▶ TASK INSTRUCTIONS: Extract the full listing verbatim and drop any pictures from your copy.

[Start]

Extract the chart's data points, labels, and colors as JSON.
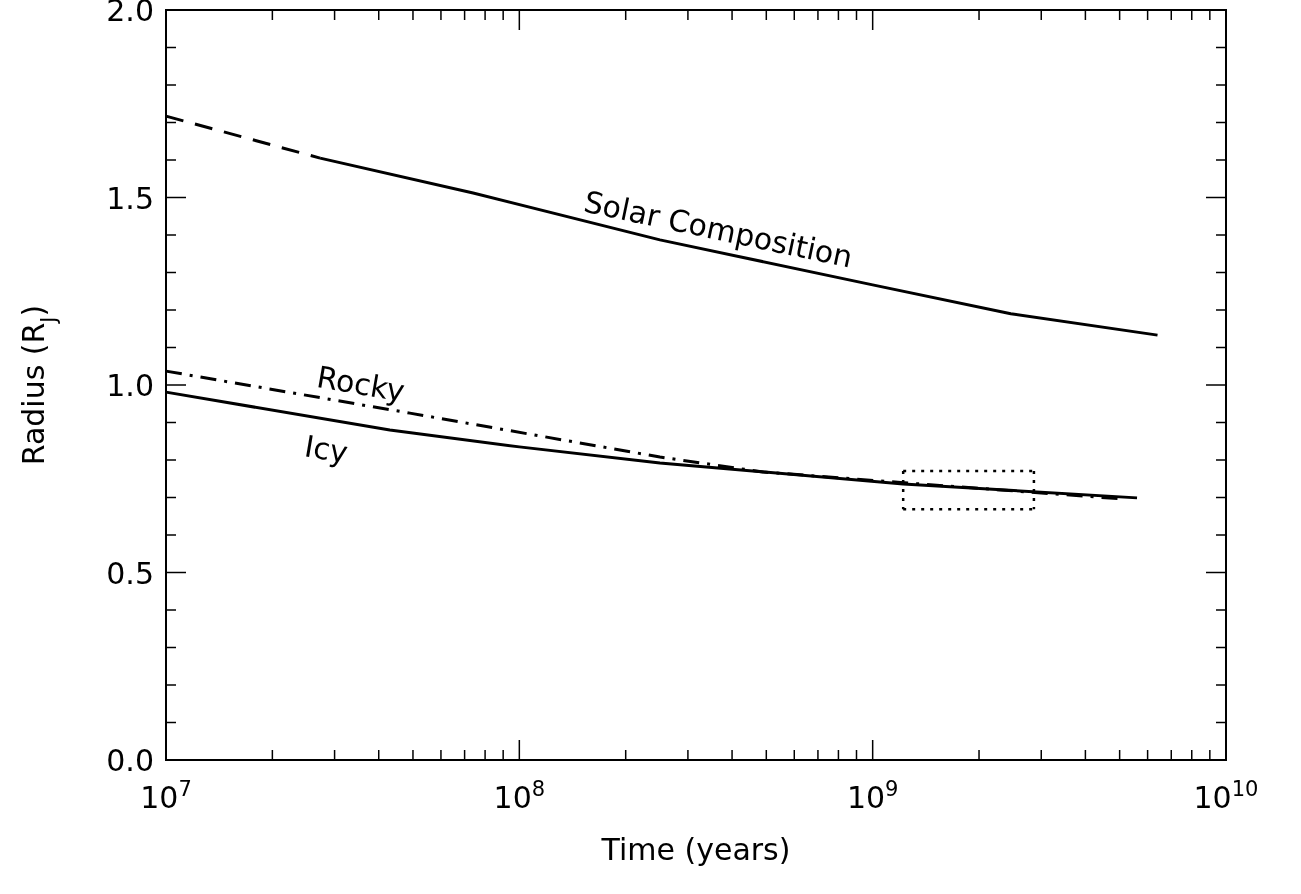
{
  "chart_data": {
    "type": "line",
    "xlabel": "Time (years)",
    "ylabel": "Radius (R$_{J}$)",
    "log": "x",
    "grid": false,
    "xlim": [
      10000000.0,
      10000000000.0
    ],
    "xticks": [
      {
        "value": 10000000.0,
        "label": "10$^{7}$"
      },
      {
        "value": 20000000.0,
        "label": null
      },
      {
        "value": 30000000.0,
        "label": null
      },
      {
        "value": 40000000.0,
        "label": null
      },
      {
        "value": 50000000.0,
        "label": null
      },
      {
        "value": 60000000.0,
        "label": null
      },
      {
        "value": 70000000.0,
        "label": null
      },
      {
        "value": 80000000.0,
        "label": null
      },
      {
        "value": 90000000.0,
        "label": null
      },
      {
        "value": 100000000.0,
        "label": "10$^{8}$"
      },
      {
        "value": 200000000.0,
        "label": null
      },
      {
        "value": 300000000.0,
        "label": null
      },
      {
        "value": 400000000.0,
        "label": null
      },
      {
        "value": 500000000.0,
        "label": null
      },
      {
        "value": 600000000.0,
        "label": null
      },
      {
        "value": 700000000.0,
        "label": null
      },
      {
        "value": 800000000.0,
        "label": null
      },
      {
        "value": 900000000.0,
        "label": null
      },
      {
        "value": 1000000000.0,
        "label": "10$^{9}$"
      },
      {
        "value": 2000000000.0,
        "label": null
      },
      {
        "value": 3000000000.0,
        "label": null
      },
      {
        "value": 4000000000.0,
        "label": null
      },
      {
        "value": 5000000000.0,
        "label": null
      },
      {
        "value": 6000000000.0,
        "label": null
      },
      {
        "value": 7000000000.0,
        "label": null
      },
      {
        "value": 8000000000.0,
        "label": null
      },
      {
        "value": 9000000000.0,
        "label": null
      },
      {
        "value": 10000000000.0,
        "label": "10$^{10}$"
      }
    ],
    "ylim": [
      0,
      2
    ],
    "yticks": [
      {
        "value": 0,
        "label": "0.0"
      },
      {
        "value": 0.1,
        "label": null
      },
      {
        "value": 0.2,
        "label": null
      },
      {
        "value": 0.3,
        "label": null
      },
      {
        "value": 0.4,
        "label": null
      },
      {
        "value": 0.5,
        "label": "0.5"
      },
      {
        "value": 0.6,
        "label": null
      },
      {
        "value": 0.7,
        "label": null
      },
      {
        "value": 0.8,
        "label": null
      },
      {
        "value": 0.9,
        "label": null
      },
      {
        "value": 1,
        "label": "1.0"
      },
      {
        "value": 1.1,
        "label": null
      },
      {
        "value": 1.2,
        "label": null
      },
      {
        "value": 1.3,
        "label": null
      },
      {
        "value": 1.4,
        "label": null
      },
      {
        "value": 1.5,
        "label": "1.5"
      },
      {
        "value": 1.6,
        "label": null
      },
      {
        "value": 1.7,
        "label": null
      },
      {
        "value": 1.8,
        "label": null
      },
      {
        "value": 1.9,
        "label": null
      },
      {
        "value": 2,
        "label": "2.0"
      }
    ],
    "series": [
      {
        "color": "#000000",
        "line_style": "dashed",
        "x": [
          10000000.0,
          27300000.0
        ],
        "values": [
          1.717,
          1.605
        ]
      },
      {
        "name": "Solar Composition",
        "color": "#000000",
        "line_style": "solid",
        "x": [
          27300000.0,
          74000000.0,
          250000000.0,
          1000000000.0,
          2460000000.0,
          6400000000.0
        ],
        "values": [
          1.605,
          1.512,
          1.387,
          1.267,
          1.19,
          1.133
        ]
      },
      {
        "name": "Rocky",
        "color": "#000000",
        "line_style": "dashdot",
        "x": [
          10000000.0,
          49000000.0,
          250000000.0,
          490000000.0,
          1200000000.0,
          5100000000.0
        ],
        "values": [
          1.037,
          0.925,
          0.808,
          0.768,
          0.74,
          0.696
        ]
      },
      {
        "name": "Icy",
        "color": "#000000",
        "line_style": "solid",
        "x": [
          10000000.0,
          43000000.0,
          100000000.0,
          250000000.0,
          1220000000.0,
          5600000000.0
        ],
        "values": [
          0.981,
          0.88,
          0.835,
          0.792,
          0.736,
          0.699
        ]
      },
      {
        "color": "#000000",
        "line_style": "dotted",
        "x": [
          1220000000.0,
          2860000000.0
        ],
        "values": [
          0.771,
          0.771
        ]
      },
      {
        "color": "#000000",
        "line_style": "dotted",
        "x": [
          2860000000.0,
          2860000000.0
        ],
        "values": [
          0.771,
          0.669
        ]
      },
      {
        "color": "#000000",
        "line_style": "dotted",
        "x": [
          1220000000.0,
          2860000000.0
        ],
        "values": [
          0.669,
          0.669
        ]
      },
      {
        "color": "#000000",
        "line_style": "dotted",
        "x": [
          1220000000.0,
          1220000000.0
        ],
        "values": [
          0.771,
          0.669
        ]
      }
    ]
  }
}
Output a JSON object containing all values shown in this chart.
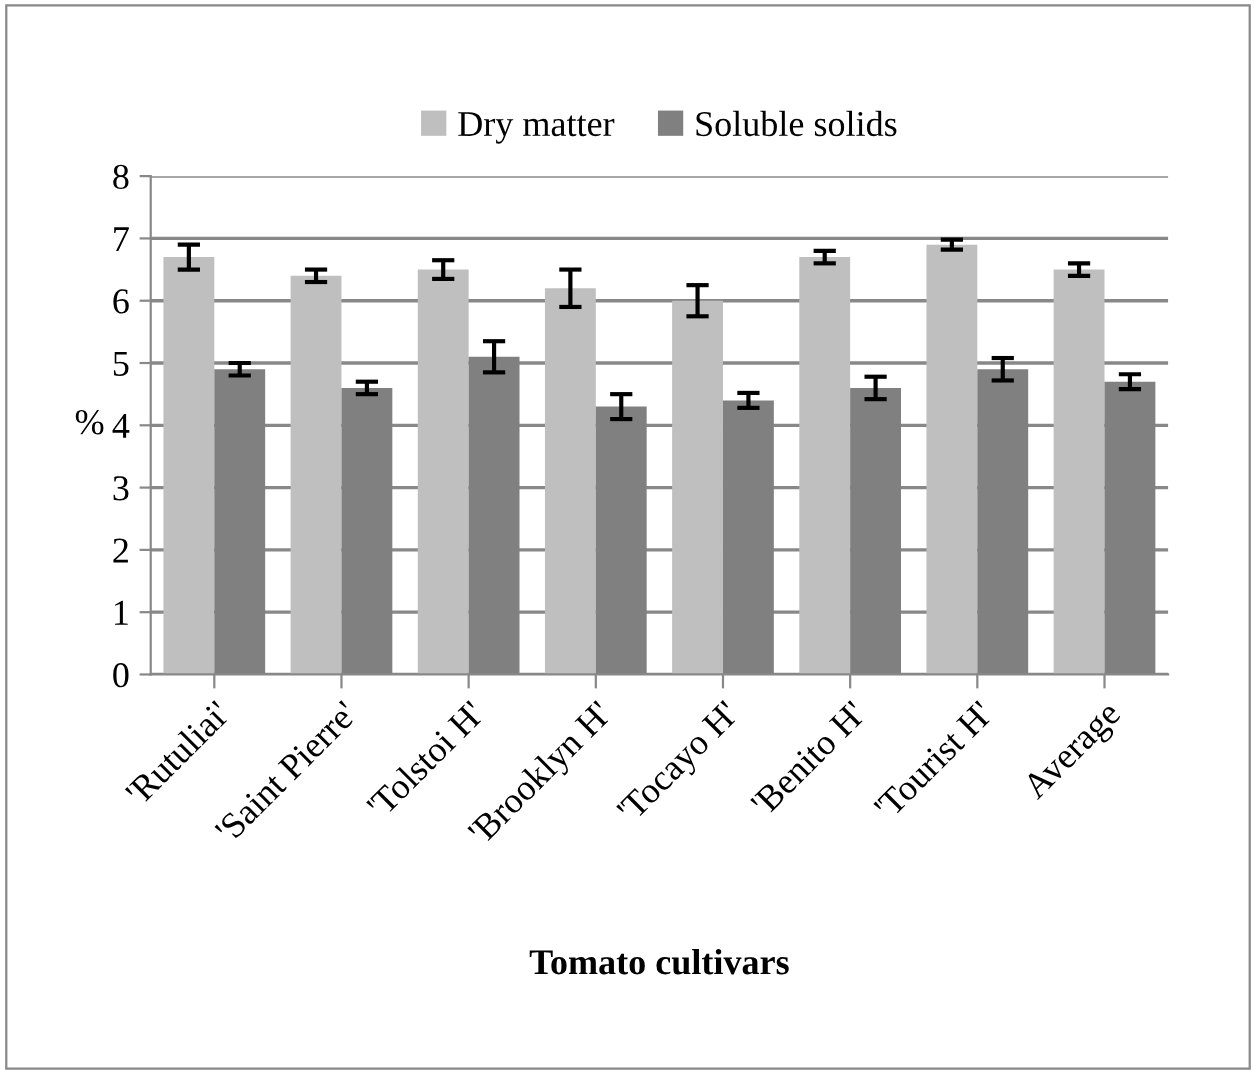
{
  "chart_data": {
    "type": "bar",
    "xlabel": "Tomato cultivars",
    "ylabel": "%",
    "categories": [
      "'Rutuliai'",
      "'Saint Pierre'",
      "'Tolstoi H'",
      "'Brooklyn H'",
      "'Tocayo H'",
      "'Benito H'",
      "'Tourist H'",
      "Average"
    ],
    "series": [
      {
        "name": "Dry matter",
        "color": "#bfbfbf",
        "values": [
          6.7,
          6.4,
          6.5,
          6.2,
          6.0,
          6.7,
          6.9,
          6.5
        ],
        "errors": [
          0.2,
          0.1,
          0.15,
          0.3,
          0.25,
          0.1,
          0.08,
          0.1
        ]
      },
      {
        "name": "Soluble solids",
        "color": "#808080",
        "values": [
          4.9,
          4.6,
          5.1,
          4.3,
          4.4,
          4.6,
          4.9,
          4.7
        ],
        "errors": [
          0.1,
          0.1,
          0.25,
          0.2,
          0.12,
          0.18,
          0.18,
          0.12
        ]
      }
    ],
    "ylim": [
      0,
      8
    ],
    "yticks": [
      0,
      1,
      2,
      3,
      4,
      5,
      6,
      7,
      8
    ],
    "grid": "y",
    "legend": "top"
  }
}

[End]

▶ THE OUTPUT:
Extract the chart's data points, labels, and colors as JSON.
{
  "chart_data": {
    "type": "line",
    "xlabel": "Time (years)",
    "ylabel": "Radius (R$_{J}$)",
    "log": "x",
    "grid": false,
    "xlim": [
      10000000.0,
      10000000000.0
    ],
    "xticks": [
      {
        "value": 10000000.0,
        "label": "10$^{7}$"
      },
      {
        "value": 20000000.0,
        "label": null
      },
      {
        "value": 30000000.0,
        "label": null
      },
      {
        "value": 40000000.0,
        "label": null
      },
      {
        "value": 50000000.0,
        "label": null
      },
      {
        "value": 60000000.0,
        "label": null
      },
      {
        "value": 70000000.0,
        "label": null
      },
      {
        "value": 80000000.0,
        "label": null
      },
      {
        "value": 90000000.0,
        "label": null
      },
      {
        "value": 100000000.0,
        "label": "10$^{8}$"
      },
      {
        "value": 200000000.0,
        "label": null
      },
      {
        "value": 300000000.0,
        "label": null
      },
      {
        "value": 400000000.0,
        "label": null
      },
      {
        "value": 500000000.0,
        "label": null
      },
      {
        "value": 600000000.0,
        "label": null
      },
      {
        "value": 700000000.0,
        "label": null
      },
      {
        "value": 800000000.0,
        "label": null
      },
      {
        "value": 900000000.0,
        "label": null
      },
      {
        "value": 1000000000.0,
        "label": "10$^{9}$"
      },
      {
        "value": 2000000000.0,
        "label": null
      },
      {
        "value": 3000000000.0,
        "label": null
      },
      {
        "value": 4000000000.0,
        "label": null
      },
      {
        "value": 5000000000.0,
        "label": null
      },
      {
        "value": 6000000000.0,
        "label": null
      },
      {
        "value": 7000000000.0,
        "label": null
      },
      {
        "value": 8000000000.0,
        "label": null
      },
      {
        "value": 9000000000.0,
        "label": null
      },
      {
        "value": 10000000000.0,
        "label": "10$^{10}$"
      }
    ],
    "ylim": [
      0,
      2
    ],
    "yticks": [
      {
        "value": 0,
        "label": "0.0"
      },
      {
        "value": 0.1,
        "label": null
      },
      {
        "value": 0.2,
        "label": null
      },
      {
        "value": 0.3,
        "label": null
      },
      {
        "value": 0.4,
        "label": null
      },
      {
        "value": 0.5,
        "label": "0.5"
      },
      {
        "value": 0.6,
        "label": null
      },
      {
        "value": 0.7,
        "label": null
      },
      {
        "value": 0.8,
        "label": null
      },
      {
        "value": 0.9,
        "label": null
      },
      {
        "value": 1,
        "label": "1.0"
      },
      {
        "value": 1.1,
        "label": null
      },
      {
        "value": 1.2,
        "label": null
      },
      {
        "value": 1.3,
        "label": null
      },
      {
        "value": 1.4,
        "label": null
      },
      {
        "value": 1.5,
        "label": "1.5"
      },
      {
        "value": 1.6,
        "label": null
      },
      {
        "value": 1.7,
        "label": null
      },
      {
        "value": 1.8,
        "label": null
      },
      {
        "value": 1.9,
        "label": null
      },
      {
        "value": 2,
        "label": "2.0"
      }
    ],
    "series": [
      {
        "color": "#000000",
        "line_style": "dashed",
        "x": [
          10000000.0,
          27300000.0
        ],
        "values": [
          1.717,
          1.605
        ]
      },
      {
        "name": "Solar Composition",
        "color": "#000000",
        "line_style": "solid",
        "x": [
          27300000.0,
          74000000.0,
          250000000.0,
          1000000000.0,
          2460000000.0,
          6400000000.0
        ],
        "values": [
          1.605,
          1.512,
          1.387,
          1.267,
          1.19,
          1.133
        ]
      },
      {
        "name": "Rocky",
        "color": "#000000",
        "line_style": "dashdot",
        "x": [
          10000000.0,
          49000000.0,
          250000000.0,
          490000000.0,
          1200000000.0,
          5100000000.0
        ],
        "values": [
          1.037,
          0.925,
          0.808,
          0.768,
          0.74,
          0.696
        ]
      },
      {
        "name": "Icy",
        "color": "#000000",
        "line_style": "solid",
        "x": [
          10000000.0,
          43000000.0,
          100000000.0,
          250000000.0,
          1220000000.0,
          5600000000.0
        ],
        "values": [
          0.981,
          0.88,
          0.835,
          0.792,
          0.736,
          0.699
        ]
      },
      {
        "color": "#000000",
        "line_style": "dotted",
        "x": [
          1220000000.0,
          2860000000.0
        ],
        "values": [
          0.771,
          0.771
        ]
      },
      {
        "color": "#000000",
        "line_style": "dotted",
        "x": [
          2860000000.0,
          2860000000.0
        ],
        "values": [
          0.771,
          0.669
        ]
      },
      {
        "color": "#000000",
        "line_style": "dotted",
        "x": [
          1220000000.0,
          2860000000.0
        ],
        "values": [
          0.669,
          0.669
        ]
      },
      {
        "color": "#000000",
        "line_style": "dotted",
        "x": [
          1220000000.0,
          1220000000.0
        ],
        "values": [
          0.771,
          0.669
        ]
      }
    ]
  }
}
Output a JSON object containing all values shown in this chart.
{
  "chart_data": {
    "type": "bar",
    "xlabel": "Tomato cultivars",
    "ylabel": "%",
    "categories": [
      "'Rutuliai'",
      "'Saint Pierre'",
      "'Tolstoi H'",
      "'Brooklyn H'",
      "'Tocayo H'",
      "'Benito H'",
      "'Tourist H'",
      "Average"
    ],
    "series": [
      {
        "name": "Dry matter",
        "color": "#bfbfbf",
        "values": [
          6.7,
          6.4,
          6.5,
          6.2,
          6.0,
          6.7,
          6.9,
          6.5
        ],
        "errors": [
          0.2,
          0.1,
          0.15,
          0.3,
          0.25,
          0.1,
          0.08,
          0.1
        ]
      },
      {
        "name": "Soluble solids",
        "color": "#808080",
        "values": [
          4.9,
          4.6,
          5.1,
          4.3,
          4.4,
          4.6,
          4.9,
          4.7
        ],
        "errors": [
          0.1,
          0.1,
          0.25,
          0.2,
          0.12,
          0.18,
          0.18,
          0.12
        ]
      }
    ],
    "ylim": [
      0,
      8
    ],
    "yticks": [
      0,
      1,
      2,
      3,
      4,
      5,
      6,
      7,
      8
    ],
    "grid": "y",
    "legend": "top"
  }
}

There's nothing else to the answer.